● Énoncé de la tâche
Recopiez intégralement, sans y changer quoi que ce soit, l'extrait ci-dessous sur les bains de mer à Boulogne.

● Extrait à lire
Les bains de mer présentés à l’origine comme réparateurs des santés fragiles vont peu à peu devenir prétextes à des séjours pleins de mondanités.
Boulogne possède un établissement de bains mais paradoxalement celui-ci n’a qu’un rapport lointain avec la baignade, dans ce « Palais de Neptune » on ne peut uniquement (au sous-sol) se baigner dans l’eau de mer chaude et accessoirement s’inscrire pour louer du matériel ou les services des roulottes et des garçons de bains.
En revanche, une suite de salons donne sur une grande salle ouverte où l’on mange, on donne des concerts et des bals ! Fréquenté par une clientèle d’exception ce lieu ne cessera d’être agrandit pour être sans cesse plus majestueux: salons de lecture de musique, de réception, salle de cartes, restaurants, terrasses extérieures bientôt un casino et un aquarium.
Tiens donc un aquarium à Boulogne au XIXe siècle ? Nous y reviendrons en détail prochainement à l’occasion des 30 ans de son descendant Nausicaá.
Boulogne comptera jusqu’à une soixantaine d’hôtels à proximité de la plage tous rivalisant de beauté architecturale. Leur non d’ailleurs ne laissent que peu de doute quant à l’origine de la clientèle qui les fréquentait : L’Hotel d’Angleterre, l’Hôtel de Londres, l’Albion, le Brighton, le Windsor, Le British, le Turf ou encore le black Bull...Malheureusement les conflits mondiaux du XXe siècle ne nous ont laissé qu’un seul témoignage de cette époque, l’hôtel Princess que vous pouvez encore voir face aux jardins du Casino, qui n’est plus un hôtel mais un immeuble d’habitation.
Deux stations en revanche gardent plus de traces de leur héritage balnéaire
A 4 km au nord de Boulogne, Wimereux est à la Belle époque la station à la mode, particulièrement prisée par la grande bourgeoisie lilloise et belge, elle comptera jusqu’à 600 villas, des villas qui sont particulièrement imposantes, car il y a de la place pour construire ex-nihilo, pourrait-on dire.

Entrées de données enregistrées:

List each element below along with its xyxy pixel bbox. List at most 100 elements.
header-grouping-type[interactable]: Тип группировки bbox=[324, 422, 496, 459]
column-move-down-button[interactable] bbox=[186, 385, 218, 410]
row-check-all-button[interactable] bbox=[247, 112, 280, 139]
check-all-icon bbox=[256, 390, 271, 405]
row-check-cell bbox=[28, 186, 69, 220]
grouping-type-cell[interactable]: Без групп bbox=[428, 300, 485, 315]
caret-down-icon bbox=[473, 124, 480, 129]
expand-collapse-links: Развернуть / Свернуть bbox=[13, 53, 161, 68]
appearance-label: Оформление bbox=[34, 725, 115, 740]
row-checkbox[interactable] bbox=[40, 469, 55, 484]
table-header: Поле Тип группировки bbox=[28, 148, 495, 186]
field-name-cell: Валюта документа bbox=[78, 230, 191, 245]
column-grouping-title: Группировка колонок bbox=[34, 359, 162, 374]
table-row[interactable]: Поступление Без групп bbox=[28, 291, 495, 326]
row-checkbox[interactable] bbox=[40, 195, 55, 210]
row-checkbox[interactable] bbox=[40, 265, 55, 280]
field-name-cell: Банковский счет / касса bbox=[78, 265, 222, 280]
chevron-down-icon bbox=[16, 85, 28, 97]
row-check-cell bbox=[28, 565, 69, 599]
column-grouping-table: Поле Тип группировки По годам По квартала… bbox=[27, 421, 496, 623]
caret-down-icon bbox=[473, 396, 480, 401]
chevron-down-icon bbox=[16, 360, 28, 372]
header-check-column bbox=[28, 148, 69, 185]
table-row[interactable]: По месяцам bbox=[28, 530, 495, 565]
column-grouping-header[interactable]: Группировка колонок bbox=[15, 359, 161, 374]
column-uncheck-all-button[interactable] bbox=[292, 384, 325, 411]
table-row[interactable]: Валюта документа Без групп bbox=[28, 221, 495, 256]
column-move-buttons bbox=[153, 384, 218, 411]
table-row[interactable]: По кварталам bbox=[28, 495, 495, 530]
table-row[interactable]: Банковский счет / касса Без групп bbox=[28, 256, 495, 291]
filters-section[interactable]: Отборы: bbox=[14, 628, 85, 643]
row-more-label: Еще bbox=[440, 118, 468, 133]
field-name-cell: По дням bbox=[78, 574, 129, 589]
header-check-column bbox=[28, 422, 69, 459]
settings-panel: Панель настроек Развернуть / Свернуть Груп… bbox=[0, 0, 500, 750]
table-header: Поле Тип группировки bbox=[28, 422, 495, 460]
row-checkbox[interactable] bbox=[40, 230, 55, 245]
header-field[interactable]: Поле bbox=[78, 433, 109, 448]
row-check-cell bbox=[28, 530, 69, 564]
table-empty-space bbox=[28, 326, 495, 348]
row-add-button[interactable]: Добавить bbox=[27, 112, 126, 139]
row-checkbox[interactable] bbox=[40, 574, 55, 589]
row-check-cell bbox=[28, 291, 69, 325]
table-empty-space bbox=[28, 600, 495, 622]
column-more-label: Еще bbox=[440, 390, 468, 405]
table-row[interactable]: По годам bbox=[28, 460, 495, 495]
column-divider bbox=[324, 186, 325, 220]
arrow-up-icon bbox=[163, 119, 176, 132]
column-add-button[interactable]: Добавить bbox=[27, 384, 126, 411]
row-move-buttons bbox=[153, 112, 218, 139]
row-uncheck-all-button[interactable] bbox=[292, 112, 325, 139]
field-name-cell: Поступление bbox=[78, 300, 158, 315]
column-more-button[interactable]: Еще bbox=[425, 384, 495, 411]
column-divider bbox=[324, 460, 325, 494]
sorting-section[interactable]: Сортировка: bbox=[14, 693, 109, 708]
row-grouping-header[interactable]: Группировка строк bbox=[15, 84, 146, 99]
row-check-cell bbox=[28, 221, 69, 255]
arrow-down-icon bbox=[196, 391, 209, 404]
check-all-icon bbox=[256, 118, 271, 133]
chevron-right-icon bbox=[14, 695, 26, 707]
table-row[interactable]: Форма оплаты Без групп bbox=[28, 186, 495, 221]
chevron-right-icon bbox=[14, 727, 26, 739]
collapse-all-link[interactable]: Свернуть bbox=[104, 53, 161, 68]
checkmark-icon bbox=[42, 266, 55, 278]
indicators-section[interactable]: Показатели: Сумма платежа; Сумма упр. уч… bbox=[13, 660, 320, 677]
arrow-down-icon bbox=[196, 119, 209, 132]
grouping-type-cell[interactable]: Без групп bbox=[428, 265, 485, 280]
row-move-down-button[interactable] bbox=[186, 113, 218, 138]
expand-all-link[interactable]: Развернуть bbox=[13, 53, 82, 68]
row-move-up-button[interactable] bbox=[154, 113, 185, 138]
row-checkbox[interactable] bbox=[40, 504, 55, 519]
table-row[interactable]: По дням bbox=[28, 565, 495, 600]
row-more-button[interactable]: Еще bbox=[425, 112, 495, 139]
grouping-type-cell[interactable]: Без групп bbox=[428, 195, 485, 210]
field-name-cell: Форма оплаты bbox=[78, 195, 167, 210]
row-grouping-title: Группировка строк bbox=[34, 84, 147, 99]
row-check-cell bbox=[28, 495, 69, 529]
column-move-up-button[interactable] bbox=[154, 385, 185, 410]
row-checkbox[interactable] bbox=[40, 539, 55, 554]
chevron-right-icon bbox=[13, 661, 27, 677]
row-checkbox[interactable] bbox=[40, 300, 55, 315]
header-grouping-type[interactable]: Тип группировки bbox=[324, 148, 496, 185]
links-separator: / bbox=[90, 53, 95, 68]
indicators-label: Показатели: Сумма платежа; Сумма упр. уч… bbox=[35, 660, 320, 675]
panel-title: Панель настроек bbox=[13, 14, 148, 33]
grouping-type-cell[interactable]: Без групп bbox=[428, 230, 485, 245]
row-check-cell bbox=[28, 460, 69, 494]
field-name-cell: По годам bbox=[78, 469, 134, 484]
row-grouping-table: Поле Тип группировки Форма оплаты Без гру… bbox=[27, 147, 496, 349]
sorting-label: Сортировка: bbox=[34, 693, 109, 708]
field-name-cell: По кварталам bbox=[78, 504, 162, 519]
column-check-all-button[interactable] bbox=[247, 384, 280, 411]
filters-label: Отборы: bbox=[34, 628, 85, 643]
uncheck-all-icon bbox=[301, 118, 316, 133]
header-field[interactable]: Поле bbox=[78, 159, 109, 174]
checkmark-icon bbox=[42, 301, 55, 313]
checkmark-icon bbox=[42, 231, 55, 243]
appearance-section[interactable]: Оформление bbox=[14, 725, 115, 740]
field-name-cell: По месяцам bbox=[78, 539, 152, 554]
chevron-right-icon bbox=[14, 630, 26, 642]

● Exercice corrigé
Les bains de mer présentés à l’origine comme réparateurs des santés fragiles vont peu à peu devenir prétextes à des séjours pleins de mondanités.
Boulogne possède un établissement de bains mais paradoxalement celui-ci n’a qu’un rapport lointain avec la baignade, dans ce « Palais de Neptune » on ne peut uniquement (au sous-sol) se baigner dans l’eau de mer chaude et accessoirement s’inscrire pour louer du matériel ou les services des roulottes et des garçons de bains.
En revanche, une suite de salons donne sur une grande salle ouverte où l’on mange, on donne des concerts et des bals ! Fréquenté par une clientèle d’exception ce lieu ne cessera d’être agrandit pour être sans cesse plus majestueux: salons de lecture de musique, de réception, salle de cartes, restaurants, terrasses extérieures bientôt un casino et un aquarium.
Tiens donc un aquarium à Boulogne au XIXe siècle ? Nous y reviendrons en détail prochainement à l’occasion des 30 ans de son descendant Nausicaá.
Boulogne comptera jusqu’à une soixantaine d’hôtels à proximité de la plage tous rivalisant de beauté architecturale. Leur non d’ailleurs ne laissent que peu de doute quant à l’origine de la clientèle qui les fréquentait : L’Hotel d’Angleterre, l’Hôtel de Londres, l’Albion, le Brighton, le Windsor, Le British, le Turf ou encore le black Bull...Malheureusement les conflits mondiaux du XXe siècle ne nous ont laissé qu’un seul témoignage de cette époque, l’hôtel Princess que vous pouvez encore voir face aux jardins du Casino, qui n’est plus un hôtel mais un immeuble d’habitation.
Deux stations en revanche gardent plus de traces de leur héritage balnéaire
A 4 km au nord de Boulogne, Wimereux est à la Belle époque la station à la mode, particulièrement prisée par la grande bourgeoisie lilloise et belge, elle comptera jusqu’à 600 villas, des villas qui sont particulièrement imposantes, car il y a de la place pour construire ex-nihilo, pourrait-on dire.